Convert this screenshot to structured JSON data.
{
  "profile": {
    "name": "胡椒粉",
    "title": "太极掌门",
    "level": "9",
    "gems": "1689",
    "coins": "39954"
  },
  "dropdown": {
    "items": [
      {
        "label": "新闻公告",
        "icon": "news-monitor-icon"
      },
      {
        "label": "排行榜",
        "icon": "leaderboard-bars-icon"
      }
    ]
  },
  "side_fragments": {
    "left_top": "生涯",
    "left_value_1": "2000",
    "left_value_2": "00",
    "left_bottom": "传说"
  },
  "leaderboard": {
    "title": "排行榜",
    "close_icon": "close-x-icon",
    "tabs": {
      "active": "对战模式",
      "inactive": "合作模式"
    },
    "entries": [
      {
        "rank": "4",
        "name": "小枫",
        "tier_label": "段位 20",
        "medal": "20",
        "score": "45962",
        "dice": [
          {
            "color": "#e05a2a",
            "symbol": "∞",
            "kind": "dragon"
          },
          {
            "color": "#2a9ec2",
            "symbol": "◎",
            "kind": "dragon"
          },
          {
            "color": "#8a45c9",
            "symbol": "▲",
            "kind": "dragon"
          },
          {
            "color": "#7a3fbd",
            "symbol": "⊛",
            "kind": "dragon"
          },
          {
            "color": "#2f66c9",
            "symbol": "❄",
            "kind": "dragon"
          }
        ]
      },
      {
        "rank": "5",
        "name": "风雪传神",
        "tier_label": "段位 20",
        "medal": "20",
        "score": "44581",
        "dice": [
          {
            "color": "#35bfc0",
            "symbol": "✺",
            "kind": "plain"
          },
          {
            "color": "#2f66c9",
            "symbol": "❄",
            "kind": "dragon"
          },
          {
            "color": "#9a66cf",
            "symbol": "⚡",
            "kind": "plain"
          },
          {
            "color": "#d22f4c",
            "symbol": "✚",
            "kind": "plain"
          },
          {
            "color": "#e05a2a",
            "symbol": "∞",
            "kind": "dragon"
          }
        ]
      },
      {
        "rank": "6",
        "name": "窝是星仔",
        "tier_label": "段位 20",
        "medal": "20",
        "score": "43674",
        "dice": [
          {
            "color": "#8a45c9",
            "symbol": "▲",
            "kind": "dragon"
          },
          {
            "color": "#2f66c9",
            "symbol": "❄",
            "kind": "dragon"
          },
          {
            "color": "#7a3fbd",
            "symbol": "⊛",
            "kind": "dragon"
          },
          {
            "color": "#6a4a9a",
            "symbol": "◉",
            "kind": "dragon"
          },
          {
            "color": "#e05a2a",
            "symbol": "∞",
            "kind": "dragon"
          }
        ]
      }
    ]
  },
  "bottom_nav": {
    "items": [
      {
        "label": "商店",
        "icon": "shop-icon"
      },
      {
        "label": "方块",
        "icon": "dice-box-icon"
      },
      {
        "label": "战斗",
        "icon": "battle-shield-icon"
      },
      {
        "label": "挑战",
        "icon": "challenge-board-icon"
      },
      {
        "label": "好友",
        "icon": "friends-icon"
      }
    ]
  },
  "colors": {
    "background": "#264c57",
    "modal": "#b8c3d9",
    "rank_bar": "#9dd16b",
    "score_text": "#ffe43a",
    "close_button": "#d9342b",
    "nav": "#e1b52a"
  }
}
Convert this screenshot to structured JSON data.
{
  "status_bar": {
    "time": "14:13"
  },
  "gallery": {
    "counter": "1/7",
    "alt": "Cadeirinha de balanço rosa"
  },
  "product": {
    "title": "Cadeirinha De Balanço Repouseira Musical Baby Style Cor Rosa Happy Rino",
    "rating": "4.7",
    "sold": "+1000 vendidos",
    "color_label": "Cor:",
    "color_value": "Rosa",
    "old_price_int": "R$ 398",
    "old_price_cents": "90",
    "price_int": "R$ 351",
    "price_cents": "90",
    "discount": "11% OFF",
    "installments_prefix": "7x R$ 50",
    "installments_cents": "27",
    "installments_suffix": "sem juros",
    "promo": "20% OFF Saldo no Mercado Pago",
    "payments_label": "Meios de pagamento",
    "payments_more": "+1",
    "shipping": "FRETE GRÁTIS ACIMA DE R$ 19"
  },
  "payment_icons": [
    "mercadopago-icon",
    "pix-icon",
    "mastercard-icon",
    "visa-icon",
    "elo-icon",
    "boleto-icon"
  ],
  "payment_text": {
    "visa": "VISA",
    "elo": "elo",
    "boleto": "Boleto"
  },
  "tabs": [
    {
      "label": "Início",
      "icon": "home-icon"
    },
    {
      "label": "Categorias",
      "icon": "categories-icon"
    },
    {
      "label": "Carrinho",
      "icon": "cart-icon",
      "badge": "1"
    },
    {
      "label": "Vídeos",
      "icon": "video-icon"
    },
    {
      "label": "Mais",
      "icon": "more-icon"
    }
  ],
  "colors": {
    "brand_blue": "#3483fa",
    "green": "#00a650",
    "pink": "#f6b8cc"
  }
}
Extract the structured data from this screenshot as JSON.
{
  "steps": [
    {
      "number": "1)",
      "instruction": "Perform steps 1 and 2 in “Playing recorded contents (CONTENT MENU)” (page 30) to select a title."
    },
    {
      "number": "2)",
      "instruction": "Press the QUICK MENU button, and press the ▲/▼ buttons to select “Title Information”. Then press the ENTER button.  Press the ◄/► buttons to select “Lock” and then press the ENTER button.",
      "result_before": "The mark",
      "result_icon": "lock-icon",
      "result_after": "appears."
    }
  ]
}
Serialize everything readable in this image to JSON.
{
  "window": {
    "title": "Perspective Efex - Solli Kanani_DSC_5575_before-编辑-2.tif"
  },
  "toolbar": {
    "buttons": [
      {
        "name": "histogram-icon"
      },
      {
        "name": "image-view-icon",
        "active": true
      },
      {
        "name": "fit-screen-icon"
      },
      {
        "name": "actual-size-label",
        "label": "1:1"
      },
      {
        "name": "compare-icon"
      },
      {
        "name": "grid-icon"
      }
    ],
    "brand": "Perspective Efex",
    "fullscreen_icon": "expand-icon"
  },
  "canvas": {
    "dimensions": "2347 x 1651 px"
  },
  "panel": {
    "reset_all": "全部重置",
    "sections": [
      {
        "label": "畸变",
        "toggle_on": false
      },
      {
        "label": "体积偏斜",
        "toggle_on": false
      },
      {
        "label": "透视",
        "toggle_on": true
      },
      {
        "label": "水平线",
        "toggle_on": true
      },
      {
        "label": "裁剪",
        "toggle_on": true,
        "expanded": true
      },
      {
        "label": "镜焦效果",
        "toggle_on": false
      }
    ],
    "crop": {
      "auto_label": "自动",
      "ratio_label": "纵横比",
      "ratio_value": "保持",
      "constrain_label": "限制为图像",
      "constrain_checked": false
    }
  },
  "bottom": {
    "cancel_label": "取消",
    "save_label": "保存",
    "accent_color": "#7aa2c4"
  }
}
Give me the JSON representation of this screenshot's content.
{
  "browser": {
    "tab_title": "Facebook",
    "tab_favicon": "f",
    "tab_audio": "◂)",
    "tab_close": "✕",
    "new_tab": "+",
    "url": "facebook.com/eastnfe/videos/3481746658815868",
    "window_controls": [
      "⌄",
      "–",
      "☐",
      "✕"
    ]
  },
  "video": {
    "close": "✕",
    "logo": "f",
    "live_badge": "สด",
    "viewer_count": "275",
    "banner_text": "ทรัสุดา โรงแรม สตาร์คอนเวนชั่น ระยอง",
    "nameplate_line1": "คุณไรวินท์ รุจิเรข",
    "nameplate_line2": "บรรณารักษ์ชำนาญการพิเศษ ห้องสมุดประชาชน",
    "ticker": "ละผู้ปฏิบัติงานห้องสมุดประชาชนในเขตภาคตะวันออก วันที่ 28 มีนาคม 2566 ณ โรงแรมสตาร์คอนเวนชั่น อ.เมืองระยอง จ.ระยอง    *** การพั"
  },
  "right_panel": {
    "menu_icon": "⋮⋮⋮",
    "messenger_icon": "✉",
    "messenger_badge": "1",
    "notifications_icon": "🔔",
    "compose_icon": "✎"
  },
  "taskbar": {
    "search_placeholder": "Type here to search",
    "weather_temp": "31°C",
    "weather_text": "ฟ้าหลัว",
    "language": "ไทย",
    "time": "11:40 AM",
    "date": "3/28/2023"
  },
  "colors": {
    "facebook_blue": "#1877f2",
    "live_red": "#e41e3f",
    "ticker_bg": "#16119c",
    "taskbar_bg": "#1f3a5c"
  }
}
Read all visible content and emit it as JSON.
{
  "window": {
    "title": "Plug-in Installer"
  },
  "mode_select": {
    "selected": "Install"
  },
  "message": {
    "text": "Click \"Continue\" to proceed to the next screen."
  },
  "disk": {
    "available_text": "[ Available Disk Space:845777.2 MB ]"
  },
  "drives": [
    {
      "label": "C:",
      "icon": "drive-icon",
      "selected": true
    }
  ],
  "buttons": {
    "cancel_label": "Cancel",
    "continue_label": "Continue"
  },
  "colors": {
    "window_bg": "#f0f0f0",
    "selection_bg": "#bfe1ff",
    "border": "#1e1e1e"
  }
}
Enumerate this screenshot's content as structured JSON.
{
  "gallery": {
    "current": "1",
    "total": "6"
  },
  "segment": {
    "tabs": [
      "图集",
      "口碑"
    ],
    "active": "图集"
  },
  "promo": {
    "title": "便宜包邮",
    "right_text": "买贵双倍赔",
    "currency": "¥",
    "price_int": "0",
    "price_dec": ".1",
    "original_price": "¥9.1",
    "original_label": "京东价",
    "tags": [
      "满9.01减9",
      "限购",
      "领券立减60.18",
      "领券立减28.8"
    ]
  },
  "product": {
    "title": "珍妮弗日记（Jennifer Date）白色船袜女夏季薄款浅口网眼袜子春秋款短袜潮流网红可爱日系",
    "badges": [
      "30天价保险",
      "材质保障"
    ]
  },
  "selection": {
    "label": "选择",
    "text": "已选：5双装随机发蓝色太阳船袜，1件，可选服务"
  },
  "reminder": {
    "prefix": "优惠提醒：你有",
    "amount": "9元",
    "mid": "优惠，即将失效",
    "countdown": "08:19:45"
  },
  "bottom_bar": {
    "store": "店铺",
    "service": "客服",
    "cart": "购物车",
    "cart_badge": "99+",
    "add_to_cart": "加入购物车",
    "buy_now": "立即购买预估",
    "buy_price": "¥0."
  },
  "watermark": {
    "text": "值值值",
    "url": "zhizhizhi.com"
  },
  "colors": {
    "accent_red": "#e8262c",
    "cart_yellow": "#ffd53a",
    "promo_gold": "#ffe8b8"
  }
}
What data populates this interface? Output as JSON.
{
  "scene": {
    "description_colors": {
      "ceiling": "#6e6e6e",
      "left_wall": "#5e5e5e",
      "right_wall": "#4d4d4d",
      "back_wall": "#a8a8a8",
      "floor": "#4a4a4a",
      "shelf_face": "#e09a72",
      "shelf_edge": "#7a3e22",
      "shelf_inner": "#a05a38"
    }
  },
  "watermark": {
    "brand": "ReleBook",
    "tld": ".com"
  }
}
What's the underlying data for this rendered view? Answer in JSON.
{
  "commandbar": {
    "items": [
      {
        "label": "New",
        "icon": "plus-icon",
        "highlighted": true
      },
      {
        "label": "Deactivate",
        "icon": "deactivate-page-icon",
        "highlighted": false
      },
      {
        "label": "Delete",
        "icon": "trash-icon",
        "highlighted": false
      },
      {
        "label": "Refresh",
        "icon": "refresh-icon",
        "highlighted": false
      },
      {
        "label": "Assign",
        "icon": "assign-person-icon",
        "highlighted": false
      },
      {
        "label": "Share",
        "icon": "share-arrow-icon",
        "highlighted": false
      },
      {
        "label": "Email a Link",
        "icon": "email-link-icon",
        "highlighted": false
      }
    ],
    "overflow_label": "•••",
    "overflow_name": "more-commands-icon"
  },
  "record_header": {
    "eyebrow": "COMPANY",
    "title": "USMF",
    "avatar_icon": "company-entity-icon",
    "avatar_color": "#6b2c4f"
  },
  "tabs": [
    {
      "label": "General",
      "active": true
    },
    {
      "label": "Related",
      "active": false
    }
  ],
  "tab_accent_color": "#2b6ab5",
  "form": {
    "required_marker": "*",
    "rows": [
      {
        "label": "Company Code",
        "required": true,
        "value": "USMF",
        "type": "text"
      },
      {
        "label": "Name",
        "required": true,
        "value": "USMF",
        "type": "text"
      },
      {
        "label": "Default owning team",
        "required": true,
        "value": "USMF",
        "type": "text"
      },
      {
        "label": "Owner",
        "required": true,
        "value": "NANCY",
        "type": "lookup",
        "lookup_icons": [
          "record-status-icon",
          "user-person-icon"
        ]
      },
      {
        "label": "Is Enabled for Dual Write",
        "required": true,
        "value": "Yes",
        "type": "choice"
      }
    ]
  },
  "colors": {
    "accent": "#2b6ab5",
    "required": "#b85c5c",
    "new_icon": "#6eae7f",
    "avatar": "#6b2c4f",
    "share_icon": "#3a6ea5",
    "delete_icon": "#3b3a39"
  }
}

- **Work to do**
Select, from the listing, all lines that include the word "this".

- **Completed task**
Convert this screenshot to structured JSON data.
Convert this screenshot to structured JSON data.
Extract the structured data from this screenshot as JSON.
Serialize everything readable in this image to JSON.
Give me the JSON representation of this screenshot's content.
Enumerate this screenshot's content as structured JSON.
What data populates this interface? Output as JSON.
What's the underlying data for this rendered view? Answer in JSON.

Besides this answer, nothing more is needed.